**EXERCISE DETAILS:** Convert every line of the records below into a Markdown table with the columns "Row" and "Record line", numbering the rows and skipping blank lines. Leave the pictures out of the table.

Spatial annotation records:
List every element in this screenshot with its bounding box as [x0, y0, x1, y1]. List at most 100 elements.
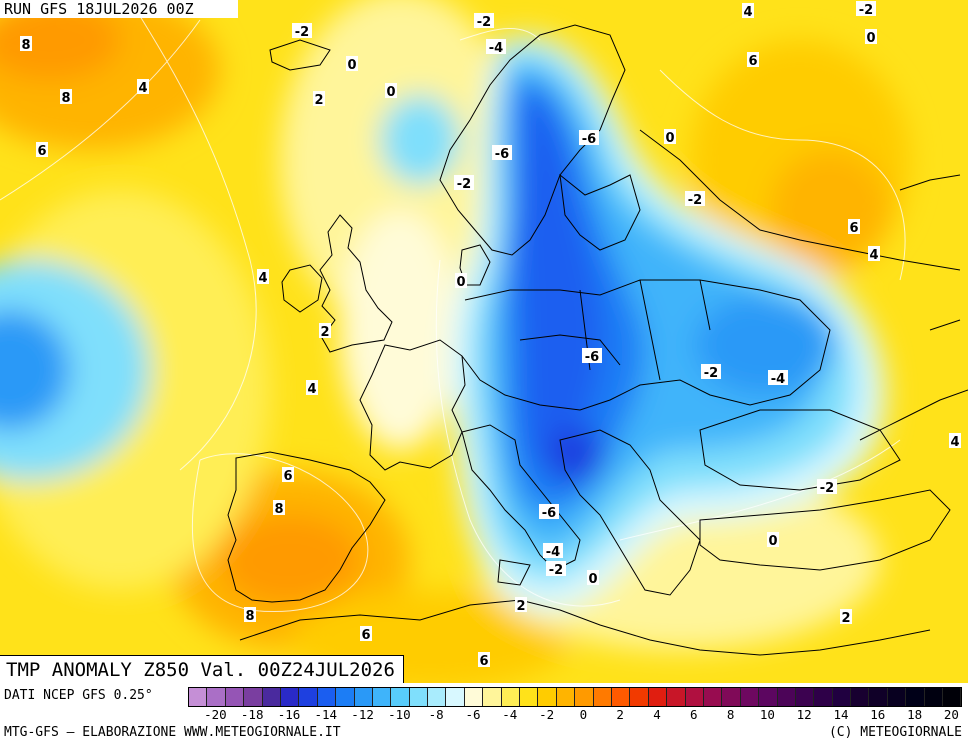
contour-label: 0 [588, 572, 597, 587]
legend-swatch [262, 688, 281, 706]
contour-label-bg [546, 561, 566, 576]
contour-label: -2 [295, 25, 309, 40]
contour-label-bg [244, 607, 256, 622]
legend-swatch [740, 688, 760, 706]
legend-swatch [501, 688, 521, 706]
contour-label: 0 [456, 275, 465, 290]
contour-label: 6 [479, 654, 488, 669]
legend-swatch [336, 688, 355, 706]
contour-label: 0 [347, 58, 356, 73]
contour-label-bg [515, 597, 527, 612]
legend-swatch [299, 688, 318, 706]
contour-label: 0 [866, 31, 875, 46]
legend-swatch [464, 688, 484, 706]
contour-label-bg [579, 130, 599, 145]
contour-label-bg [949, 433, 961, 448]
contour-label: -6 [582, 132, 596, 147]
legend-swatch [538, 688, 557, 706]
legend-swatch [703, 688, 723, 706]
contour-label-bg [273, 500, 285, 515]
contour-label: 6 [748, 54, 757, 69]
contour-label: -4 [771, 372, 785, 387]
contour-label-bg [742, 3, 754, 18]
contour-label-bg [474, 13, 494, 28]
contour-label-bg [20, 36, 32, 51]
legend-swatch [924, 688, 944, 706]
legend-swatch [225, 688, 245, 706]
legend-swatch [207, 688, 226, 706]
contour-label-bg [257, 269, 269, 284]
legend-swatch [851, 688, 870, 706]
legend-tick-label: -16 [277, 707, 301, 722]
contour-label: -6 [495, 147, 509, 162]
contour-label: 8 [274, 502, 283, 517]
contour-label-bg [486, 39, 506, 54]
run-label: RUN GFS 18JUL2026 00Z [0, 0, 238, 18]
legend-swatch [409, 688, 429, 706]
contour-label-bg [360, 626, 372, 641]
legend-swatch [630, 688, 649, 706]
legend-swatch [777, 688, 796, 706]
contour-label: 8 [61, 91, 70, 106]
legend-tick-label: 2 [616, 707, 624, 722]
legend-swatch [795, 688, 815, 706]
contour-label: -2 [820, 481, 834, 496]
color-scale-legend [188, 687, 963, 707]
contour-label: 0 [386, 85, 395, 100]
contour-label-bg [701, 364, 721, 379]
legend-swatch [611, 688, 631, 706]
legend-swatch [428, 688, 447, 706]
legend-swatch [667, 688, 686, 706]
contour-label-bg [137, 79, 149, 94]
map-title: TMP ANOMALY Z850 Val. 00Z24JUL2026 [0, 655, 404, 684]
contour-label-bg [856, 1, 876, 16]
contour-label: 4 [743, 5, 752, 20]
contour-label: 8 [21, 38, 30, 53]
contour-label-bg [840, 609, 852, 624]
legend-swatch [244, 688, 263, 706]
contour-label-bg [385, 83, 397, 98]
contour-label: -2 [688, 193, 702, 208]
legend-tick-label: 20 [943, 707, 959, 722]
legend-swatch [483, 688, 502, 706]
legend-tick-label: -14 [314, 707, 338, 722]
legend-swatch [354, 688, 373, 706]
contour-label: 2 [314, 93, 323, 108]
contour-label-bg [539, 504, 559, 519]
contour-label-bg [582, 348, 602, 363]
contour-label-bg [685, 191, 705, 206]
contour-label-bg [747, 52, 759, 67]
contour-label-bg [346, 56, 358, 71]
legend-swatch [722, 688, 741, 706]
contour-label-bg [292, 23, 312, 38]
legend-tick-label: -20 [204, 707, 227, 722]
legend-tick-label: 10 [759, 707, 775, 722]
legend-swatch [280, 688, 300, 706]
legend-tick-label: -12 [351, 707, 374, 722]
contour-label-bg [478, 652, 490, 667]
contour-label: -4 [546, 545, 560, 560]
legend-swatch [685, 688, 704, 706]
contour-label: 2 [841, 611, 850, 626]
contour-label-bg [865, 29, 877, 44]
contour-label: 6 [283, 469, 292, 484]
contour-label: -2 [704, 366, 718, 381]
legend-tick-label: -10 [388, 707, 411, 722]
contour-label: 4 [258, 271, 267, 286]
legend-swatch [648, 688, 668, 706]
contour-label-bg [454, 175, 474, 190]
contour-label: 4 [950, 435, 959, 450]
legend-swatch [189, 688, 208, 706]
legend-tick-label: -2 [539, 707, 555, 722]
contour-label: -2 [477, 15, 491, 30]
contour-label: -2 [549, 563, 563, 578]
legend-swatch [593, 688, 612, 706]
legend-tick-label: 8 [726, 707, 735, 722]
legend-swatch [869, 688, 888, 706]
contour-label-bg [543, 543, 563, 558]
legend-swatch [906, 688, 925, 706]
contour-label-bg [767, 532, 779, 547]
contour-label-bg [848, 219, 860, 234]
legend-tick-label: 18 [907, 707, 923, 722]
data-source-label: DATI NCEP GFS 0.25° [4, 688, 153, 703]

**THE RESPONSE:**
| Row | Record line |
|---|---|
| 1 | List every element in this screenshot with its bounding box as [x0, y0, x1, y1]. List at most 100 elements. |
| 2 | contour-label: 0 [588, 572, 597, 587] |
| 3 | legend-swatch [262, 688, 281, 706] |
| 4 | contour-label-bg [546, 561, 566, 576] |
| 5 | contour-label: -2 [295, 25, 309, 40] |
| 6 | contour-label-bg [244, 607, 256, 622] |
| 7 | legend-swatch [740, 688, 760, 706] |
| 8 | legend-swatch [501, 688, 521, 706] |
| 9 | contour-label: 0 [456, 275, 465, 290] |
| 10 | contour-label: 6 [479, 654, 488, 669] |
| 11 | legend-swatch [336, 688, 355, 706] |
| 12 | contour-label: 0 [347, 58, 356, 73] |
| 13 | contour-label-bg [515, 597, 527, 612] |
| 14 | legend-swatch [299, 688, 318, 706] |
| 15 | contour-label: 0 [866, 31, 875, 46] |
| 16 | legend-swatch [464, 688, 484, 706] |
| 17 | contour-label-bg [579, 130, 599, 145] |
| 18 | contour-label-bg [949, 433, 961, 448] |
| 19 | contour-label: -6 [582, 132, 596, 147] |
| 20 | legend-swatch [538, 688, 557, 706] |
| 21 | legend-swatch [703, 688, 723, 706] |
| 22 | contour-label-bg [273, 500, 285, 515] |
| 23 | contour-label: 6 [748, 54, 757, 69] |
| 24 | contour-label: -4 [771, 372, 785, 387] |
| 25 | contour-label-bg [742, 3, 754, 18] |
| 26 | contour-label-bg [474, 13, 494, 28] |
| 27 | contour-label-bg [20, 36, 32, 51] |
| 28 | legend-swatch [924, 688, 944, 706] |
| 29 | legend-swatch [225, 688, 245, 706] |
| 30 | legend-swatch [207, 688, 226, 706] |
| 31 | contour-label-bg [257, 269, 269, 284] |
| 32 | legend-swatch [851, 688, 870, 706] |
| 33 | legend-tick-label: -16 [277, 707, 301, 722] |
| 34 | contour-label: -6 [495, 147, 509, 162] |
| 35 | contour-label: 8 [274, 502, 283, 517] |
| 36 | contour-label-bg [486, 39, 506, 54] |
| 37 | run-label: RUN GFS 18JUL2026 00Z [0, 0, 238, 18] |
| 38 | legend-swatch [409, 688, 429, 706] |
| 39 | contour-label-bg [360, 626, 372, 641] |
| 40 | legend-swatch [630, 688, 649, 706] |
| 41 | legend-swatch [777, 688, 796, 706] |
| 42 | contour-label: 8 [61, 91, 70, 106] |
| 43 | legend-tick-label: 2 [616, 707, 624, 722] |
| 44 | legend-swatch [795, 688, 815, 706] |
| 45 | contour-label: -2 [820, 481, 834, 496] |
| 46 | color-scale-legend [188, 687, 963, 707] |
| 47 | contour-label: 0 [386, 85, 395, 100] |
| 48 | contour-label-bg [701, 364, 721, 379] |
| 49 | legend-swatch [611, 688, 631, 706] |
| 50 | legend-swatch [428, 688, 447, 706] |
| 51 | legend-swatch [667, 688, 686, 706] |
| 52 | contour-label-bg [137, 79, 149, 94] |
| 53 | map-title: TMP ANOMALY Z850 Val. 00Z24JUL2026 [0, 655, 404, 684] |
| 54 | contour-label-bg [856, 1, 876, 16] |
| 55 | contour-label: 4 [743, 5, 752, 20] |
| 56 | contour-label: 8 [21, 38, 30, 53] |
| 57 | contour-label-bg [840, 609, 852, 624] |
| 58 | legend-swatch [244, 688, 263, 706] |
| 59 | contour-label-bg [385, 83, 397, 98] |
| 60 | contour-label: -2 [688, 193, 702, 208] |
| 61 | legend-tick-label: 20 [943, 707, 959, 722] |
| 62 | legend-swatch [483, 688, 502, 706] |
| 63 | legend-tick-label: -14 [314, 707, 338, 722] |
| 64 | legend-swatch [354, 688, 373, 706] |
| 65 | contour-label: 2 [314, 93, 323, 108] |
| 66 | contour-label-bg [539, 504, 559, 519] |
| 67 | contour-label-bg [582, 348, 602, 363] |
| 68 | contour-label-bg [685, 191, 705, 206] |
| 69 | contour-label-bg [747, 52, 759, 67] |
| 70 | contour-label-bg [346, 56, 358, 71] |
| 71 | legend-swatch [722, 688, 741, 706] |
| 72 | contour-label-bg [292, 23, 312, 38] |
| 73 | legend-tick-label: -20 [204, 707, 227, 722] |
| 74 | legend-tick-label: 10 [759, 707, 775, 722] |
| 75 | legend-swatch [280, 688, 300, 706] |
| 76 | legend-tick-label: -12 [351, 707, 374, 722] |
| 77 | contour-label-bg [478, 652, 490, 667] |
| 78 | contour-label: -4 [546, 545, 560, 560] |
| 79 | legend-swatch [685, 688, 704, 706] |
| 80 | contour-label: 2 [841, 611, 850, 626] |
| 81 | contour-label-bg [865, 29, 877, 44] |
| 82 | contour-label: 6 [283, 469, 292, 484] |
| 83 | contour-label: -2 [704, 366, 718, 381] |
| 84 | legend-tick-label: -10 [388, 707, 411, 722] |
| 85 | contour-label: 4 [258, 271, 267, 286] |
| 86 | legend-swatch [648, 688, 668, 706] |
| 87 | contour-label-bg [454, 175, 474, 190] |
| 88 | contour-label: 4 [950, 435, 959, 450] |
| 89 | legend-swatch [189, 688, 208, 706] |
| 90 | legend-tick-label: -2 [539, 707, 555, 722] |
| 91 | contour-label: -2 [477, 15, 491, 30] |
| 92 | contour-label: -2 [549, 563, 563, 578] |
| 93 | legend-swatch [593, 688, 612, 706] |
| 94 | legend-tick-label: 8 [726, 707, 735, 722] |
| 95 | legend-swatch [869, 688, 888, 706] |
| 96 | contour-label-bg [543, 543, 563, 558] |
| 97 | legend-swatch [906, 688, 925, 706] |
| 98 | contour-label-bg [767, 532, 779, 547] |
| 99 | contour-label-bg [848, 219, 860, 234] |
| 100 | legend-tick-label: 18 [907, 707, 923, 722] |
| 101 | data-source-label: DATI NCEP GFS 0.25° [4, 688, 153, 703] |